┌────────
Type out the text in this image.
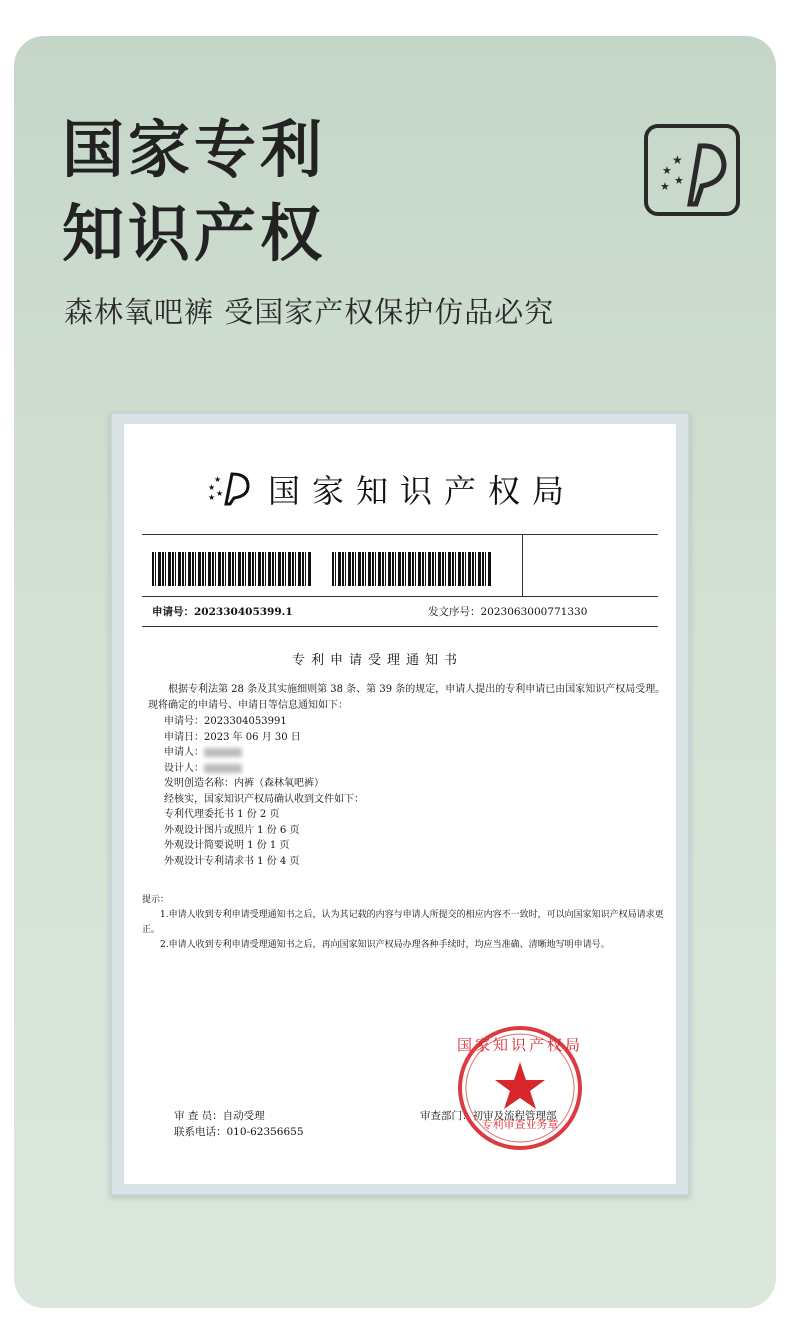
国家专利
知识产权
森林氧吧裤 受国家产权保护仿品必究
★
★
★ ★
★
★
★ ★ 国家知识产权局
申请号：202330405399.1	发文序号：2023063000771330
专利申请受理通知书
根据专利法第 28 条及其实施细则第 38 条、第 39 条的规定，申请人提出的专利申请已由国家知识产权局受理。现将确定的申请号、申请日等信息通知如下：
申请号：2023304053991
申请日：2023 年 06 月 30 日
申请人：
设计人：
发明创造名称：内裤（森林氧吧裤）
经核实，国家知识产权局确认收到文件如下：
专利代理委托书 1 份 2 页
外观设计图片或照片 1 份 6 页
外观设计简要说明 1 份 1 页
外观设计专利请求书 1 份 4 页
提示：
1.申请人收到专利申请受理通知书之后，认为其记载的内容与申请人所提交的相应内容不一致时，可以向国家知识产权局请求更正。
2.申请人收到专利申请受理通知书之后，再向国家知识产权局办理各种手续时，均应当准确、清晰地写明申请号。
审 查 员：自动受理
联系电话：010-62356655
审查部门：初审及流程管理部
国家知识产权局
专利审查业务章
└────────
- Exercise task:
Set the data above down again exactly as given, with no pictures.

- Task output:
Type out the text in this image.
国家专利
知识产权
森林氧吧裤 受国家产权保护仿品必究
★
★
★ ★
★
★
★ ★ 国家知识产权局
申请号：202330405399.1	发文序号：2023063000771330
专利申请受理通知书
根据专利法第 28 条及其实施细则第 38 条、第 39 条的规定，申请人提出的专利申请已由国家知识产权局受理。现将确定的申请号、申请日等信息通知如下：
申请号：2023304053991
申请日：2023 年 06 月 30 日
申请人：
设计人：
发明创造名称：内裤（森林氧吧裤）
经核实，国家知识产权局确认收到文件如下：
专利代理委托书 1 份 2 页
外观设计图片或照片 1 份 6 页
外观设计简要说明 1 份 1 页
外观设计专利请求书 1 份 4 页
提示：
1.申请人收到专利申请受理通知书之后，认为其记载的内容与申请人所提交的相应内容不一致时，可以向国家知识产权局请求更正。
2.申请人收到专利申请受理通知书之后，再向国家知识产权局办理各种手续时，均应当准确、清晰地写明申请号。
审 查 员：自动受理
联系电话：010-62356655
审查部门：初审及流程管理部
国家知识产权局
专利审查业务章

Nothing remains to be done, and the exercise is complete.